→ **GOAL OF THE EXERCISE**: Give the count of lines below that include the word "JSON", and say nothing else.

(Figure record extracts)
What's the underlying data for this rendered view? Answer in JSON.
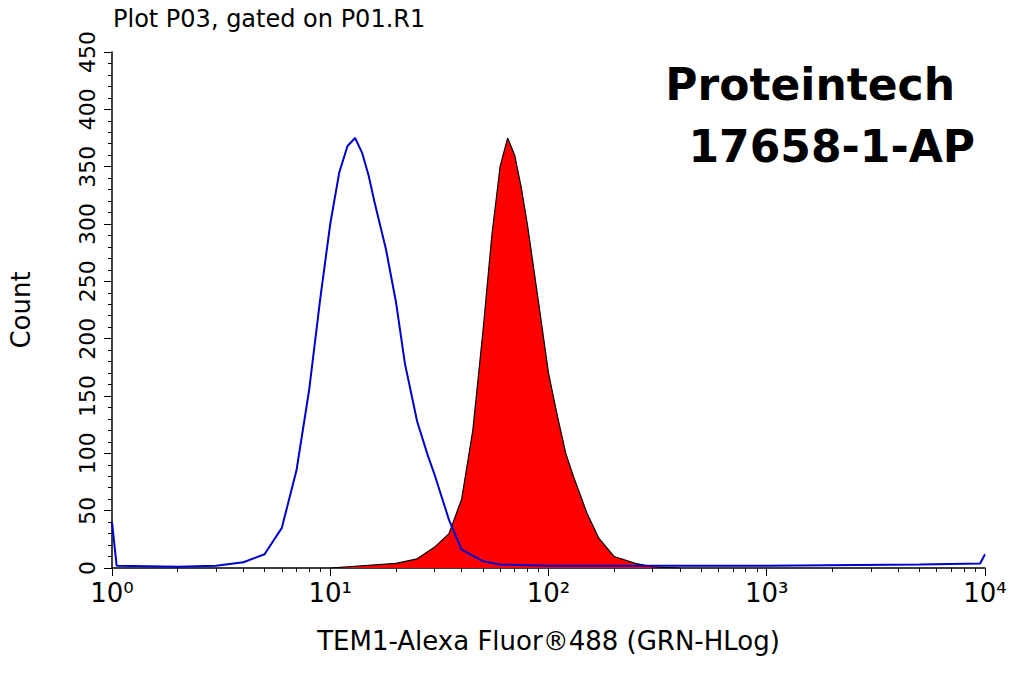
{
  "chart_data": {
    "type": "line",
    "title": "Plot P03, gated on P01.R1",
    "annotations": [
      "Proteintech",
      "17658-1-AP"
    ],
    "x_label": "TEM1-Alexa Fluor®488 (GRN-HLog)",
    "y_label": "Count",
    "log": "x",
    "grid": false,
    "xlim": [
      1,
      10000
    ],
    "xticks": [
      {
        "value": 1,
        "label": "10⁰"
      },
      {
        "value": 10,
        "label": "10¹"
      },
      {
        "value": 100,
        "label": "10²"
      },
      {
        "value": 1000,
        "label": "10³"
      },
      {
        "value": 10000,
        "label": "10⁴"
      }
    ],
    "ylim": [
      0,
      450
    ],
    "yticks": [
      0,
      50,
      100,
      150,
      200,
      250,
      300,
      350,
      400,
      450
    ],
    "series": [
      {
        "type": "line",
        "color": "#0000cc",
        "x": [
          1,
          1.05,
          2,
          3,
          4,
          5,
          6,
          7,
          8,
          9,
          10,
          11,
          12,
          13,
          14,
          15,
          16,
          18,
          20,
          22,
          25,
          28,
          30,
          35,
          40,
          50,
          60,
          100,
          1000,
          5000,
          9500,
          10000
        ],
        "values": [
          40,
          2,
          1,
          2,
          5,
          12,
          35,
          85,
          155,
          235,
          300,
          345,
          368,
          375,
          362,
          342,
          318,
          278,
          232,
          178,
          128,
          98,
          82,
          42,
          16,
          6,
          3,
          2,
          2,
          3,
          4,
          12
        ]
      },
      {
        "type": "area",
        "color": "#ff0000",
        "x": [
          10,
          20,
          25,
          30,
          35,
          40,
          45,
          50,
          55,
          60,
          65,
          70,
          75,
          80,
          90,
          100,
          110,
          120,
          130,
          150,
          170,
          200,
          250,
          300,
          400
        ],
        "values": [
          0,
          4,
          8,
          18,
          30,
          60,
          120,
          205,
          290,
          350,
          375,
          360,
          332,
          300,
          232,
          170,
          132,
          100,
          80,
          48,
          26,
          10,
          4,
          1,
          0
        ]
      }
    ]
  }
}
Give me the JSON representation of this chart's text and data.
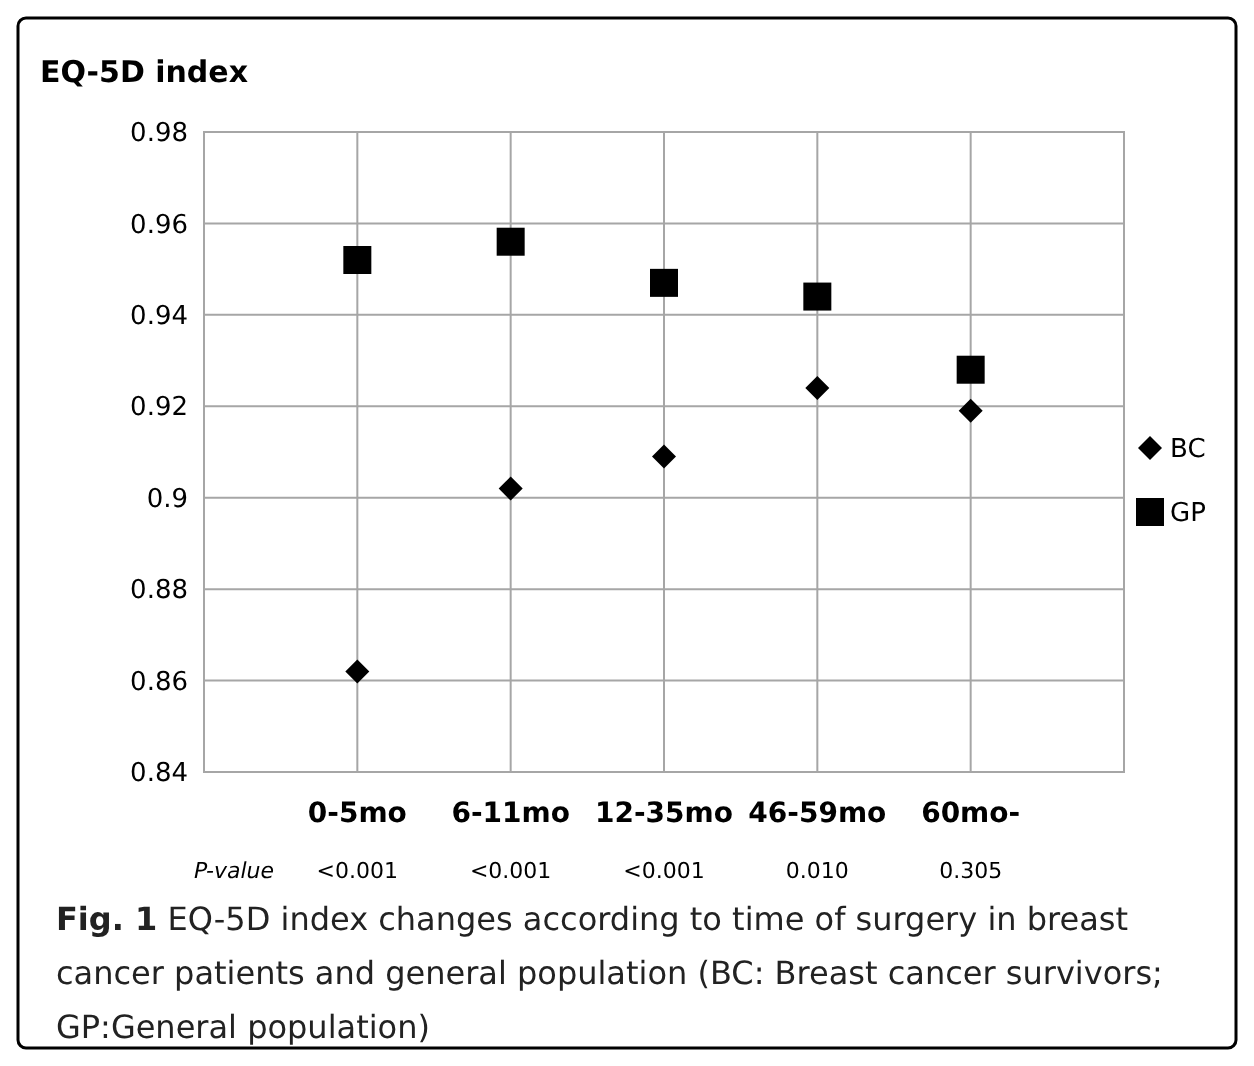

→ **THE ANSWER**: 2